* [Saved data entries]
- - - -
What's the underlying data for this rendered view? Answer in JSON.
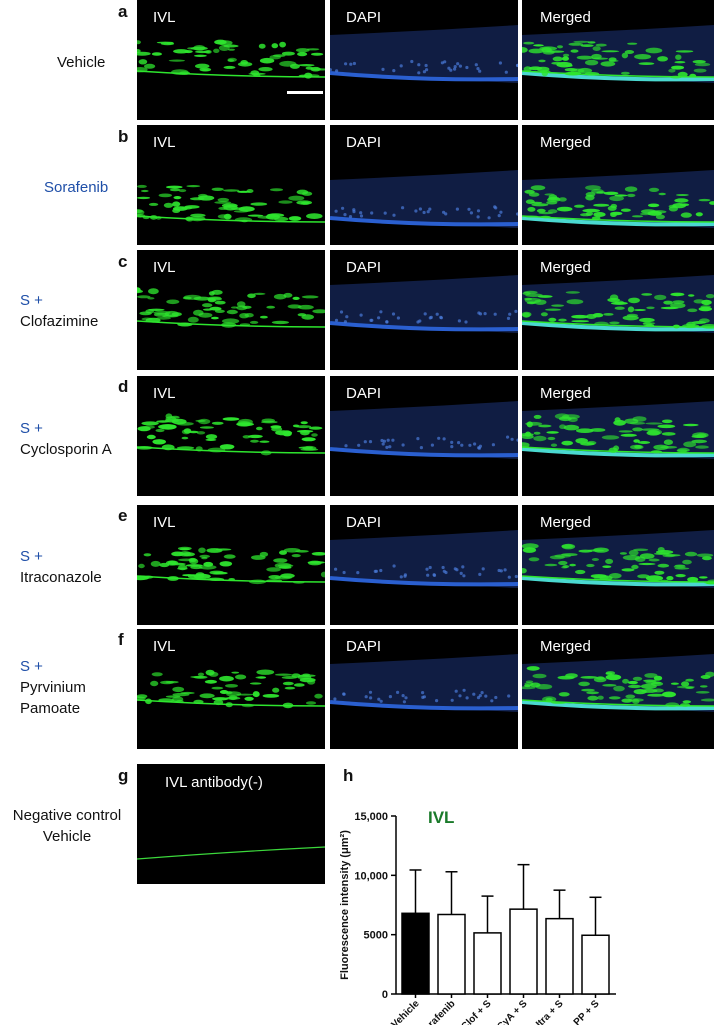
{
  "rows": [
    {
      "letter": "a",
      "label_line1": "Vehicle",
      "label_line2": "",
      "label_line3": ""
    },
    {
      "letter": "b",
      "label_line1": "Sorafenib",
      "label_line2": "",
      "label_line3": ""
    },
    {
      "letter": "c",
      "label_line1": "S +",
      "label_line2": "Clofazimine",
      "label_line3": ""
    },
    {
      "letter": "d",
      "label_line1": "S +",
      "label_line2": "Cyclosporin A",
      "label_line3": ""
    },
    {
      "letter": "e",
      "label_line1": "S +",
      "label_line2": "Itraconazole",
      "label_line3": ""
    },
    {
      "letter": "f",
      "label_line1": "S +",
      "label_line2": "Pyrvinium",
      "label_line3": "Pamoate"
    }
  ],
  "tile_labels": {
    "ivl": "IVL",
    "dapi": "DAPI",
    "merged": "Merged"
  },
  "negative": {
    "letter": "g",
    "tile_label": "IVL antibody(-)",
    "label_line1": "Negative control",
    "label_line2": "Vehicle"
  },
  "colors": {
    "ivl": "#2ee52e",
    "dapi": "#2a5fd0",
    "merged_cyan": "#4ad8d0",
    "blue_text": "#1f4fa8",
    "ivl_title": "#1a7a2a"
  },
  "chart_data": {
    "type": "bar",
    "panel_letter": "h",
    "inset_title": "IVL",
    "ylabel": "Fluorescence intensity (μm²)",
    "categories": [
      "Vehicle",
      "Sorafenib",
      "Clof + S",
      "CyA + S",
      "Itra + S",
      "PP + S"
    ],
    "values": [
      6800,
      6700,
      5150,
      7150,
      6350,
      4950
    ],
    "errors": [
      3650,
      3600,
      3100,
      3750,
      2400,
      3200
    ],
    "fills": [
      "#000000",
      "#ffffff",
      "#ffffff",
      "#ffffff",
      "#ffffff",
      "#ffffff"
    ],
    "ylim": [
      0,
      15000
    ],
    "yticks": [
      "0",
      "5000",
      "10,000",
      "15,000"
    ]
  }
}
- - - -
* [EXERCISE AIM] Write out the data word for word. Any picture is to be skipped.

* [RESPONSE]
What's the underlying data for this rendered view? Answer in JSON.
{
  "rows": [
    {
      "letter": "a",
      "label_line1": "Vehicle",
      "label_line2": "",
      "label_line3": ""
    },
    {
      "letter": "b",
      "label_line1": "Sorafenib",
      "label_line2": "",
      "label_line3": ""
    },
    {
      "letter": "c",
      "label_line1": "S +",
      "label_line2": "Clofazimine",
      "label_line3": ""
    },
    {
      "letter": "d",
      "label_line1": "S +",
      "label_line2": "Cyclosporin A",
      "label_line3": ""
    },
    {
      "letter": "e",
      "label_line1": "S +",
      "label_line2": "Itraconazole",
      "label_line3": ""
    },
    {
      "letter": "f",
      "label_line1": "S +",
      "label_line2": "Pyrvinium",
      "label_line3": "Pamoate"
    }
  ],
  "tile_labels": {
    "ivl": "IVL",
    "dapi": "DAPI",
    "merged": "Merged"
  },
  "negative": {
    "letter": "g",
    "tile_label": "IVL antibody(-)",
    "label_line1": "Negative control",
    "label_line2": "Vehicle"
  },
  "colors": {
    "ivl": "#2ee52e",
    "dapi": "#2a5fd0",
    "merged_cyan": "#4ad8d0",
    "blue_text": "#1f4fa8",
    "ivl_title": "#1a7a2a"
  },
  "chart_data": {
    "type": "bar",
    "panel_letter": "h",
    "inset_title": "IVL",
    "ylabel": "Fluorescence intensity (μm²)",
    "categories": [
      "Vehicle",
      "Sorafenib",
      "Clof + S",
      "CyA + S",
      "Itra + S",
      "PP + S"
    ],
    "values": [
      6800,
      6700,
      5150,
      7150,
      6350,
      4950
    ],
    "errors": [
      3650,
      3600,
      3100,
      3750,
      2400,
      3200
    ],
    "fills": [
      "#000000",
      "#ffffff",
      "#ffffff",
      "#ffffff",
      "#ffffff",
      "#ffffff"
    ],
    "ylim": [
      0,
      15000
    ],
    "yticks": [
      "0",
      "5000",
      "10,000",
      "15,000"
    ]
  }
}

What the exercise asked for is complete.